Instructions for the task: Reproduce every record below exactly as it appears.

[Stored data]
—————

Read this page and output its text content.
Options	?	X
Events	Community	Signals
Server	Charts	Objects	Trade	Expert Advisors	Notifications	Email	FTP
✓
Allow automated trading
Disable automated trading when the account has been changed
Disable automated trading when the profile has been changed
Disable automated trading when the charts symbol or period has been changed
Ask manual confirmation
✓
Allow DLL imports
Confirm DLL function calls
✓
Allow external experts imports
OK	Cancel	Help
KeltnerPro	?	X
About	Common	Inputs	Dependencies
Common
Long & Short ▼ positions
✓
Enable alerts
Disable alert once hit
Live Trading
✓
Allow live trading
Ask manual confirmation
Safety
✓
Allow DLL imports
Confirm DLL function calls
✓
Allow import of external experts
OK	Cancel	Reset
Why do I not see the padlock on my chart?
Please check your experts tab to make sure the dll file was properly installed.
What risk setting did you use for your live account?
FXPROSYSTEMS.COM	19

—————

Written reply:
Read this page and output its text content.
Options	?	X
Events	Community	Signals
Server	Charts	Objects	Trade	Expert Advisors	Notifications	Email	FTP
✓
Allow automated trading
Disable automated trading when the account has been changed
Disable automated trading when the profile has been changed
Disable automated trading when the charts symbol or period has been changed
Ask manual confirmation
✓
Allow DLL imports
Confirm DLL function calls
✓
Allow external experts imports
OK	Cancel	Help
KeltnerPro	?	X
About	Common	Inputs	Dependencies
Common
Long & Short ▼ positions
✓
Enable alerts
Disable alert once hit
Live Trading
✓
Allow live trading
Ask manual confirmation
Safety
✓
Allow DLL imports
Confirm DLL function calls
✓
Allow import of external experts
OK	Cancel	Reset
Why do I not see the padlock on my chart?
Please check your experts tab to make sure the dll file was properly installed.
What risk setting did you use for your live account?
FXPROSYSTEMS.COM	19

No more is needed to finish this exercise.